SET TASK: Identify all lines in the listing that include the word "溶血反应", and copy them out.
[Begin RECORDS]
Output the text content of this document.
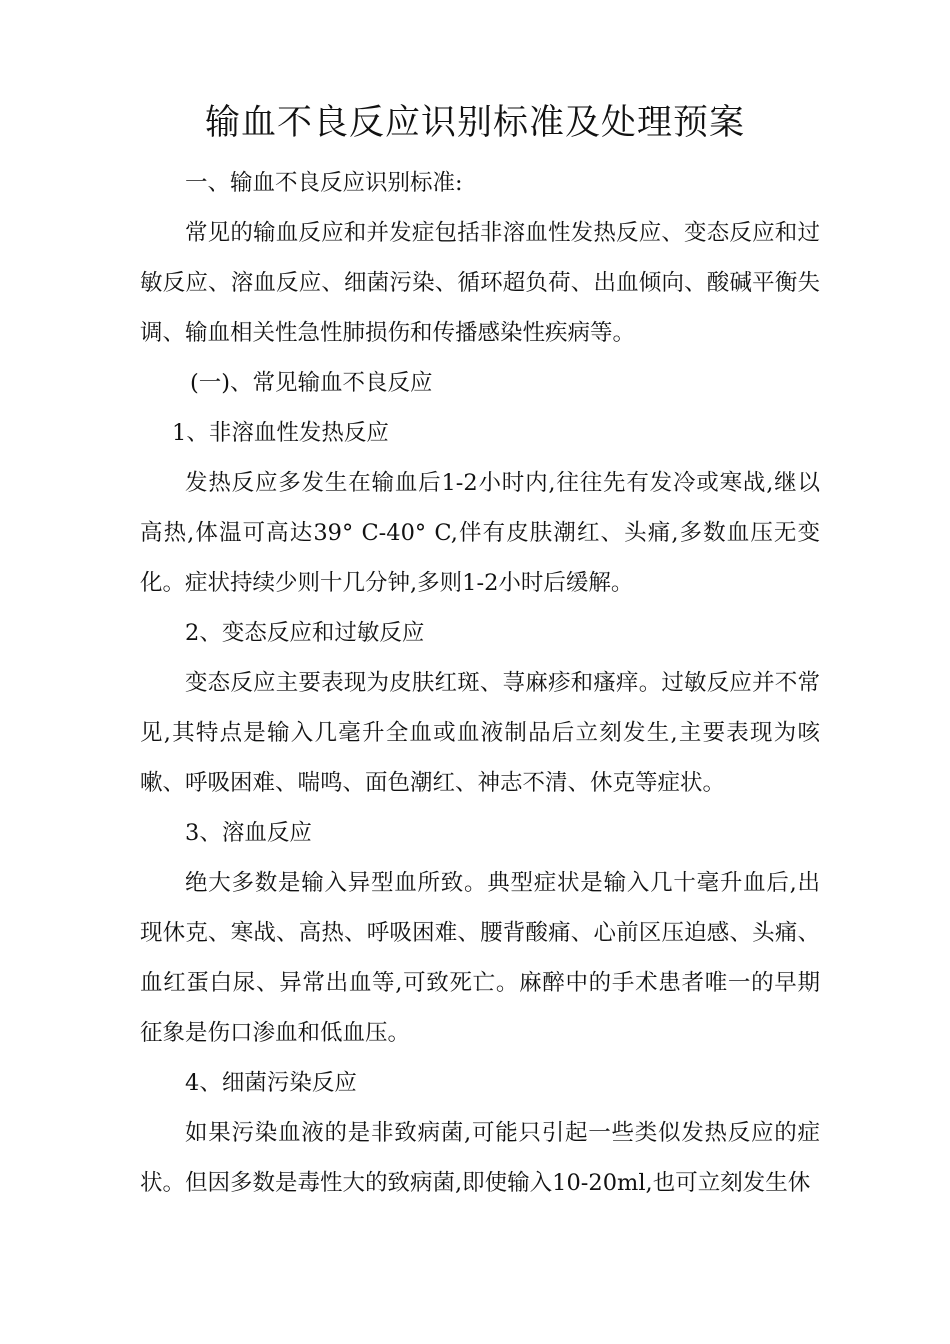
输血不良反应识别标准及处理预案

一、输血不良反应识别标准:

常见的输血反应和并发症包括非溶血性发热反应、变态反应和过敏反应、溶血反应、细菌污染、循环超负荷、出血倾向、酸碱平衡失调、输血相关性急性肺损伤和传播感染性疾病等。

(一)、常见输血不良反应

1、非溶血性发热反应

发热反应多发生在输血后1-2小时内,往往先有发冷或寒战,继以高热,体温可高达39° C-40° C,伴有皮肤潮红、头痛,多数血压无变化。症状持续少则十几分钟,多则1-2小时后缓解。

2、变态反应和过敏反应

变态反应主要表现为皮肤红斑、荨麻疹和瘙痒。过敏反应并不常见,其特点是输入几毫升全血或血液制品后立刻发生,主要表现为咳嗽、呼吸困难、喘鸣、面色潮红、神志不清、休克等症状。

3、溶血反应

绝大多数是输入异型血所致。典型症状是输入几十毫升血后,出现休克、寒战、高热、呼吸困难、腰背酸痛、心前区压迫感、头痛、血红蛋白尿、异常出血等,可致死亡。麻醉中的手术患者唯一的早期征象是伤口渗血和低血压。

4、细菌污染反应

如果污染血液的是非致病菌,可能只引起一些类似发热反应的症状。但因多数是毒性大的致病菌,即使输入10-20ml,也可立刻发生休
[End RECORDS]
WRITTEN SOLUTION:
常见的输血反应和并发症包括非溶血性发热反应、变态反应和过敏反应、溶血反应、细菌污染、循环超负荷、出血倾向、酸碱平衡失调、输血相关性急性肺损伤和传播感染性疾病等。
3、溶血反应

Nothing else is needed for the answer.